--- WRITTEN PROBLEM ---
Below are some records: retype them all exactly, but not the pictures.

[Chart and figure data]
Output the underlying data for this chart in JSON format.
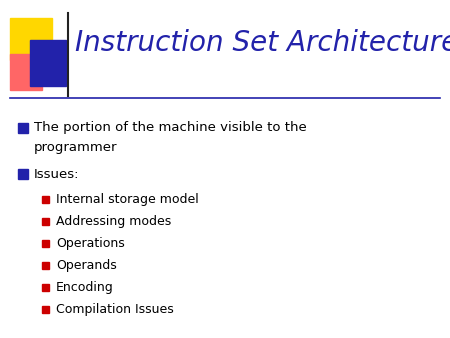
{
  "title": "Instruction Set Architecture",
  "title_color": "#2222AA",
  "title_fontsize": 20,
  "background_color": "#FFFFFF",
  "bullet_color": "#2222AA",
  "sub_bullet_color": "#CC0000",
  "text_color": "#000000",
  "bullet_item1_line1": "The portion of the machine visible to the",
  "bullet_item1_line2": "programmer",
  "bullet_item2": "Issues:",
  "sub_bullet_items": [
    "Internal storage model",
    "Addressing modes",
    "Operations",
    "Operands",
    "Encoding",
    "Compilation Issues"
  ],
  "header_line_color": "#2222AA",
  "logo_yellow": "#FFD700",
  "logo_red": "#FF6666",
  "logo_blue": "#2222AA",
  "logo_dark": "#222222"
}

--- TASK RESPONSE ---
Output the underlying data for this chart in JSON format.
{
  "title": "Instruction Set Architecture",
  "title_color": "#2222AA",
  "title_fontsize": 20,
  "background_color": "#FFFFFF",
  "bullet_color": "#2222AA",
  "sub_bullet_color": "#CC0000",
  "text_color": "#000000",
  "bullet_item1_line1": "The portion of the machine visible to the",
  "bullet_item1_line2": "programmer",
  "bullet_item2": "Issues:",
  "sub_bullet_items": [
    "Internal storage model",
    "Addressing modes",
    "Operations",
    "Operands",
    "Encoding",
    "Compilation Issues"
  ],
  "header_line_color": "#2222AA",
  "logo_yellow": "#FFD700",
  "logo_red": "#FF6666",
  "logo_blue": "#2222AA",
  "logo_dark": "#222222"
}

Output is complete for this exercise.